Data items

--

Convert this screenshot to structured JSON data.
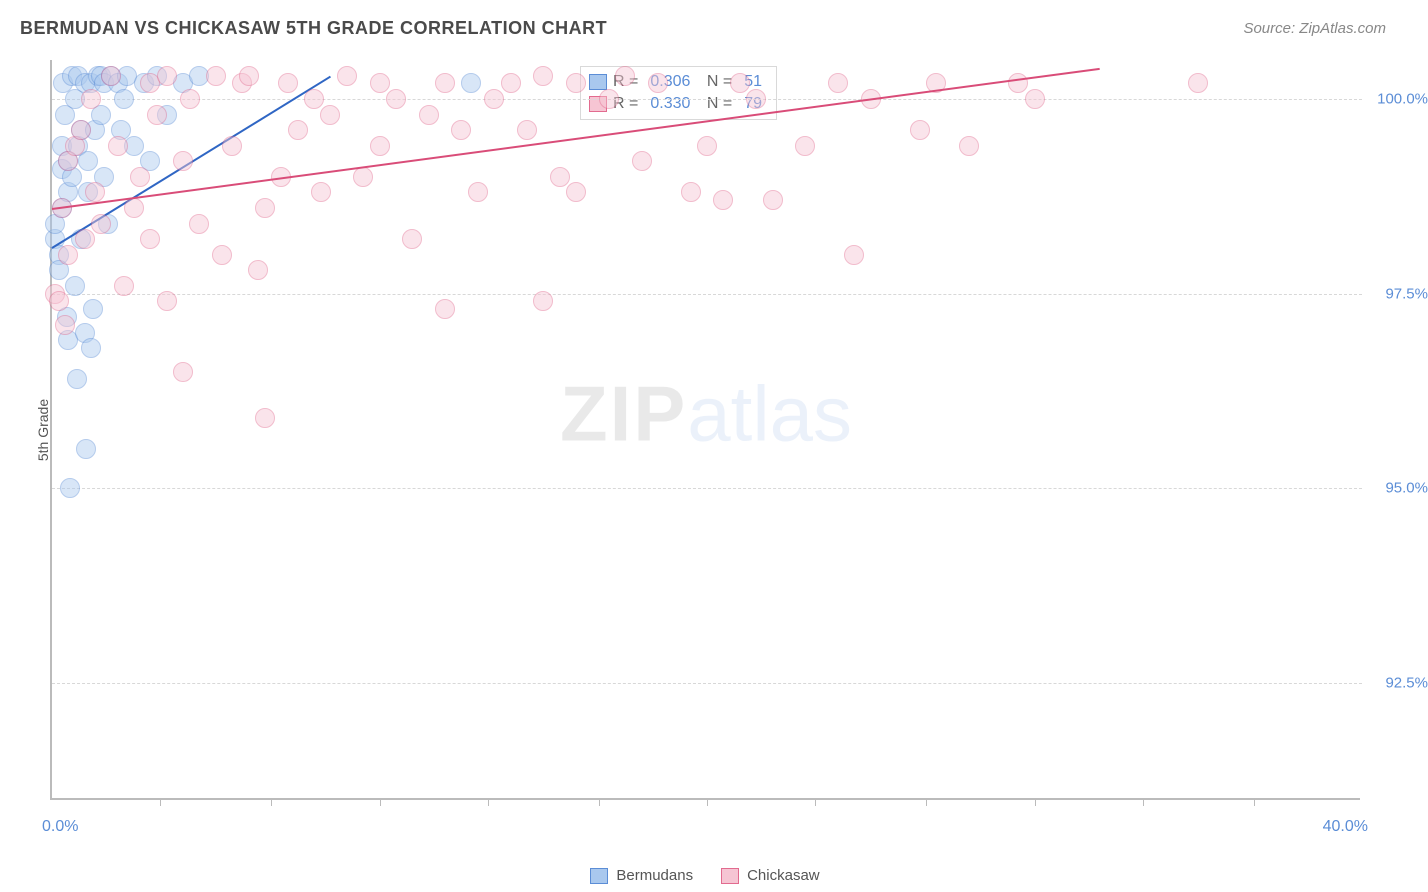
{
  "title": "BERMUDAN VS CHICKASAW 5TH GRADE CORRELATION CHART",
  "source": "Source: ZipAtlas.com",
  "ylabel": "5th Grade",
  "watermark": {
    "left": "ZIP",
    "right": "atlas"
  },
  "chart": {
    "type": "scatter",
    "background_color": "#ffffff",
    "grid_color": "#d8d8d8",
    "axis_color": "#bbbbbb",
    "title_fontsize": 18,
    "label_fontsize": 14,
    "tick_fontsize": 15,
    "tick_color": "#5b8dd6",
    "xlim": [
      0,
      40
    ],
    "ylim": [
      91,
      100.5
    ],
    "xticks_major": [
      0,
      40
    ],
    "xtick_labels": [
      "0.0%",
      "40.0%"
    ],
    "xticks_minor": [
      3.3,
      6.7,
      10,
      13.3,
      16.7,
      20,
      23.3,
      26.7,
      30,
      33.3,
      36.7
    ],
    "yticks": [
      92.5,
      95.0,
      97.5,
      100.0
    ],
    "ytick_labels": [
      "92.5%",
      "95.0%",
      "97.5%",
      "100.0%"
    ],
    "marker_radius": 10,
    "marker_opacity": 0.45,
    "series": [
      {
        "name": "Bermudans",
        "fill_color": "#a9c8ee",
        "stroke_color": "#5b8dd6",
        "line_color": "#2f66c4",
        "line_width": 2,
        "R": "0.306",
        "N": "51",
        "trend": {
          "x1": 0,
          "y1": 98.1,
          "x2": 8.5,
          "y2": 100.3
        },
        "points": [
          [
            0.1,
            98.2
          ],
          [
            0.1,
            98.4
          ],
          [
            0.2,
            98.0
          ],
          [
            0.2,
            97.8
          ],
          [
            0.3,
            98.6
          ],
          [
            0.3,
            99.4
          ],
          [
            0.3,
            99.1
          ],
          [
            0.35,
            100.2
          ],
          [
            0.4,
            99.8
          ],
          [
            0.45,
            97.2
          ],
          [
            0.5,
            99.2
          ],
          [
            0.5,
            98.8
          ],
          [
            0.5,
            96.9
          ],
          [
            0.55,
            95.0
          ],
          [
            0.6,
            99.0
          ],
          [
            0.6,
            100.3
          ],
          [
            0.7,
            100.0
          ],
          [
            0.7,
            97.6
          ],
          [
            0.75,
            96.4
          ],
          [
            0.8,
            99.4
          ],
          [
            0.8,
            100.3
          ],
          [
            0.9,
            98.2
          ],
          [
            0.9,
            99.6
          ],
          [
            1.0,
            100.2
          ],
          [
            1.0,
            97.0
          ],
          [
            1.05,
            95.5
          ],
          [
            1.1,
            99.2
          ],
          [
            1.1,
            98.8
          ],
          [
            1.2,
            100.2
          ],
          [
            1.2,
            96.8
          ],
          [
            1.25,
            97.3
          ],
          [
            1.3,
            99.6
          ],
          [
            1.4,
            100.3
          ],
          [
            1.5,
            99.8
          ],
          [
            1.5,
            100.3
          ],
          [
            1.6,
            99.0
          ],
          [
            1.6,
            100.2
          ],
          [
            1.7,
            98.4
          ],
          [
            1.8,
            100.3
          ],
          [
            2.0,
            100.2
          ],
          [
            2.1,
            99.6
          ],
          [
            2.2,
            100.0
          ],
          [
            2.3,
            100.3
          ],
          [
            2.5,
            99.4
          ],
          [
            2.8,
            100.2
          ],
          [
            3.0,
            99.2
          ],
          [
            3.2,
            100.3
          ],
          [
            3.5,
            99.8
          ],
          [
            4.0,
            100.2
          ],
          [
            4.5,
            100.3
          ],
          [
            12.8,
            100.2
          ]
        ]
      },
      {
        "name": "Chickasaw",
        "fill_color": "#f6c5d3",
        "stroke_color": "#e26b8f",
        "line_color": "#d94c78",
        "line_width": 2,
        "R": "0.330",
        "N": "79",
        "trend": {
          "x1": 0,
          "y1": 98.6,
          "x2": 32,
          "y2": 100.4
        },
        "points": [
          [
            0.1,
            97.5
          ],
          [
            0.2,
            97.4
          ],
          [
            0.3,
            98.6
          ],
          [
            0.4,
            97.1
          ],
          [
            0.5,
            99.2
          ],
          [
            0.5,
            98.0
          ],
          [
            0.7,
            99.4
          ],
          [
            0.9,
            99.6
          ],
          [
            1.0,
            98.2
          ],
          [
            1.2,
            100.0
          ],
          [
            1.3,
            98.8
          ],
          [
            1.5,
            98.4
          ],
          [
            1.8,
            100.3
          ],
          [
            2.0,
            99.4
          ],
          [
            2.2,
            97.6
          ],
          [
            2.5,
            98.6
          ],
          [
            2.7,
            99.0
          ],
          [
            3.0,
            100.2
          ],
          [
            3.0,
            98.2
          ],
          [
            3.2,
            99.8
          ],
          [
            3.5,
            100.3
          ],
          [
            3.5,
            97.4
          ],
          [
            4.0,
            96.5
          ],
          [
            4.0,
            99.2
          ],
          [
            4.2,
            100.0
          ],
          [
            4.5,
            98.4
          ],
          [
            5.0,
            100.3
          ],
          [
            5.2,
            98.0
          ],
          [
            5.5,
            99.4
          ],
          [
            5.8,
            100.2
          ],
          [
            6.0,
            100.3
          ],
          [
            6.3,
            97.8
          ],
          [
            6.5,
            98.6
          ],
          [
            6.5,
            95.9
          ],
          [
            7.0,
            99.0
          ],
          [
            7.2,
            100.2
          ],
          [
            7.5,
            99.6
          ],
          [
            8.0,
            100.0
          ],
          [
            8.2,
            98.8
          ],
          [
            8.5,
            99.8
          ],
          [
            9.0,
            100.3
          ],
          [
            9.5,
            99.0
          ],
          [
            10.0,
            100.2
          ],
          [
            10.0,
            99.4
          ],
          [
            10.5,
            100.0
          ],
          [
            11.0,
            98.2
          ],
          [
            11.5,
            99.8
          ],
          [
            12.0,
            97.3
          ],
          [
            12.0,
            100.2
          ],
          [
            12.5,
            99.6
          ],
          [
            13.0,
            98.8
          ],
          [
            13.5,
            100.0
          ],
          [
            14.0,
            100.2
          ],
          [
            14.5,
            99.6
          ],
          [
            15.0,
            97.4
          ],
          [
            15.0,
            100.3
          ],
          [
            15.5,
            99.0
          ],
          [
            16.0,
            100.2
          ],
          [
            16.0,
            98.8
          ],
          [
            17.0,
            100.0
          ],
          [
            17.5,
            100.3
          ],
          [
            18.0,
            99.2
          ],
          [
            18.5,
            100.2
          ],
          [
            19.5,
            98.8
          ],
          [
            20.0,
            99.4
          ],
          [
            20.5,
            98.7
          ],
          [
            21.0,
            100.2
          ],
          [
            21.5,
            100.0
          ],
          [
            22.0,
            98.7
          ],
          [
            23.0,
            99.4
          ],
          [
            24.0,
            100.2
          ],
          [
            24.5,
            98.0
          ],
          [
            25.0,
            100.0
          ],
          [
            26.5,
            99.6
          ],
          [
            27.0,
            100.2
          ],
          [
            28.0,
            99.4
          ],
          [
            29.5,
            100.2
          ],
          [
            30.0,
            100.0
          ],
          [
            35.0,
            100.2
          ]
        ]
      }
    ]
  },
  "legend": [
    {
      "label": "Bermudans",
      "fill": "#a9c8ee",
      "stroke": "#5b8dd6"
    },
    {
      "label": "Chickasaw",
      "fill": "#f6c5d3",
      "stroke": "#e26b8f"
    }
  ]
}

--

◆ WRITTEN INSTRUCTION ◆
Will you set down the records word for word while leaving out every picture?

◆ ANSWER TO THE EXERCISE ◆
Convert this screenshot to structured JSON data.
{
  "title": "BERMUDAN VS CHICKASAW 5TH GRADE CORRELATION CHART",
  "source": "Source: ZipAtlas.com",
  "ylabel": "5th Grade",
  "watermark": {
    "left": "ZIP",
    "right": "atlas"
  },
  "chart": {
    "type": "scatter",
    "background_color": "#ffffff",
    "grid_color": "#d8d8d8",
    "axis_color": "#bbbbbb",
    "title_fontsize": 18,
    "label_fontsize": 14,
    "tick_fontsize": 15,
    "tick_color": "#5b8dd6",
    "xlim": [
      0,
      40
    ],
    "ylim": [
      91,
      100.5
    ],
    "xticks_major": [
      0,
      40
    ],
    "xtick_labels": [
      "0.0%",
      "40.0%"
    ],
    "xticks_minor": [
      3.3,
      6.7,
      10,
      13.3,
      16.7,
      20,
      23.3,
      26.7,
      30,
      33.3,
      36.7
    ],
    "yticks": [
      92.5,
      95.0,
      97.5,
      100.0
    ],
    "ytick_labels": [
      "92.5%",
      "95.0%",
      "97.5%",
      "100.0%"
    ],
    "marker_radius": 10,
    "marker_opacity": 0.45,
    "series": [
      {
        "name": "Bermudans",
        "fill_color": "#a9c8ee",
        "stroke_color": "#5b8dd6",
        "line_color": "#2f66c4",
        "line_width": 2,
        "R": "0.306",
        "N": "51",
        "trend": {
          "x1": 0,
          "y1": 98.1,
          "x2": 8.5,
          "y2": 100.3
        },
        "points": [
          [
            0.1,
            98.2
          ],
          [
            0.1,
            98.4
          ],
          [
            0.2,
            98.0
          ],
          [
            0.2,
            97.8
          ],
          [
            0.3,
            98.6
          ],
          [
            0.3,
            99.4
          ],
          [
            0.3,
            99.1
          ],
          [
            0.35,
            100.2
          ],
          [
            0.4,
            99.8
          ],
          [
            0.45,
            97.2
          ],
          [
            0.5,
            99.2
          ],
          [
            0.5,
            98.8
          ],
          [
            0.5,
            96.9
          ],
          [
            0.55,
            95.0
          ],
          [
            0.6,
            99.0
          ],
          [
            0.6,
            100.3
          ],
          [
            0.7,
            100.0
          ],
          [
            0.7,
            97.6
          ],
          [
            0.75,
            96.4
          ],
          [
            0.8,
            99.4
          ],
          [
            0.8,
            100.3
          ],
          [
            0.9,
            98.2
          ],
          [
            0.9,
            99.6
          ],
          [
            1.0,
            100.2
          ],
          [
            1.0,
            97.0
          ],
          [
            1.05,
            95.5
          ],
          [
            1.1,
            99.2
          ],
          [
            1.1,
            98.8
          ],
          [
            1.2,
            100.2
          ],
          [
            1.2,
            96.8
          ],
          [
            1.25,
            97.3
          ],
          [
            1.3,
            99.6
          ],
          [
            1.4,
            100.3
          ],
          [
            1.5,
            99.8
          ],
          [
            1.5,
            100.3
          ],
          [
            1.6,
            99.0
          ],
          [
            1.6,
            100.2
          ],
          [
            1.7,
            98.4
          ],
          [
            1.8,
            100.3
          ],
          [
            2.0,
            100.2
          ],
          [
            2.1,
            99.6
          ],
          [
            2.2,
            100.0
          ],
          [
            2.3,
            100.3
          ],
          [
            2.5,
            99.4
          ],
          [
            2.8,
            100.2
          ],
          [
            3.0,
            99.2
          ],
          [
            3.2,
            100.3
          ],
          [
            3.5,
            99.8
          ],
          [
            4.0,
            100.2
          ],
          [
            4.5,
            100.3
          ],
          [
            12.8,
            100.2
          ]
        ]
      },
      {
        "name": "Chickasaw",
        "fill_color": "#f6c5d3",
        "stroke_color": "#e26b8f",
        "line_color": "#d94c78",
        "line_width": 2,
        "R": "0.330",
        "N": "79",
        "trend": {
          "x1": 0,
          "y1": 98.6,
          "x2": 32,
          "y2": 100.4
        },
        "points": [
          [
            0.1,
            97.5
          ],
          [
            0.2,
            97.4
          ],
          [
            0.3,
            98.6
          ],
          [
            0.4,
            97.1
          ],
          [
            0.5,
            99.2
          ],
          [
            0.5,
            98.0
          ],
          [
            0.7,
            99.4
          ],
          [
            0.9,
            99.6
          ],
          [
            1.0,
            98.2
          ],
          [
            1.2,
            100.0
          ],
          [
            1.3,
            98.8
          ],
          [
            1.5,
            98.4
          ],
          [
            1.8,
            100.3
          ],
          [
            2.0,
            99.4
          ],
          [
            2.2,
            97.6
          ],
          [
            2.5,
            98.6
          ],
          [
            2.7,
            99.0
          ],
          [
            3.0,
            100.2
          ],
          [
            3.0,
            98.2
          ],
          [
            3.2,
            99.8
          ],
          [
            3.5,
            100.3
          ],
          [
            3.5,
            97.4
          ],
          [
            4.0,
            96.5
          ],
          [
            4.0,
            99.2
          ],
          [
            4.2,
            100.0
          ],
          [
            4.5,
            98.4
          ],
          [
            5.0,
            100.3
          ],
          [
            5.2,
            98.0
          ],
          [
            5.5,
            99.4
          ],
          [
            5.8,
            100.2
          ],
          [
            6.0,
            100.3
          ],
          [
            6.3,
            97.8
          ],
          [
            6.5,
            98.6
          ],
          [
            6.5,
            95.9
          ],
          [
            7.0,
            99.0
          ],
          [
            7.2,
            100.2
          ],
          [
            7.5,
            99.6
          ],
          [
            8.0,
            100.0
          ],
          [
            8.2,
            98.8
          ],
          [
            8.5,
            99.8
          ],
          [
            9.0,
            100.3
          ],
          [
            9.5,
            99.0
          ],
          [
            10.0,
            100.2
          ],
          [
            10.0,
            99.4
          ],
          [
            10.5,
            100.0
          ],
          [
            11.0,
            98.2
          ],
          [
            11.5,
            99.8
          ],
          [
            12.0,
            97.3
          ],
          [
            12.0,
            100.2
          ],
          [
            12.5,
            99.6
          ],
          [
            13.0,
            98.8
          ],
          [
            13.5,
            100.0
          ],
          [
            14.0,
            100.2
          ],
          [
            14.5,
            99.6
          ],
          [
            15.0,
            97.4
          ],
          [
            15.0,
            100.3
          ],
          [
            15.5,
            99.0
          ],
          [
            16.0,
            100.2
          ],
          [
            16.0,
            98.8
          ],
          [
            17.0,
            100.0
          ],
          [
            17.5,
            100.3
          ],
          [
            18.0,
            99.2
          ],
          [
            18.5,
            100.2
          ],
          [
            19.5,
            98.8
          ],
          [
            20.0,
            99.4
          ],
          [
            20.5,
            98.7
          ],
          [
            21.0,
            100.2
          ],
          [
            21.5,
            100.0
          ],
          [
            22.0,
            98.7
          ],
          [
            23.0,
            99.4
          ],
          [
            24.0,
            100.2
          ],
          [
            24.5,
            98.0
          ],
          [
            25.0,
            100.0
          ],
          [
            26.5,
            99.6
          ],
          [
            27.0,
            100.2
          ],
          [
            28.0,
            99.4
          ],
          [
            29.5,
            100.2
          ],
          [
            30.0,
            100.0
          ],
          [
            35.0,
            100.2
          ]
        ]
      }
    ]
  },
  "legend": [
    {
      "label": "Bermudans",
      "fill": "#a9c8ee",
      "stroke": "#5b8dd6"
    },
    {
      "label": "Chickasaw",
      "fill": "#f6c5d3",
      "stroke": "#e26b8f"
    }
  ]
}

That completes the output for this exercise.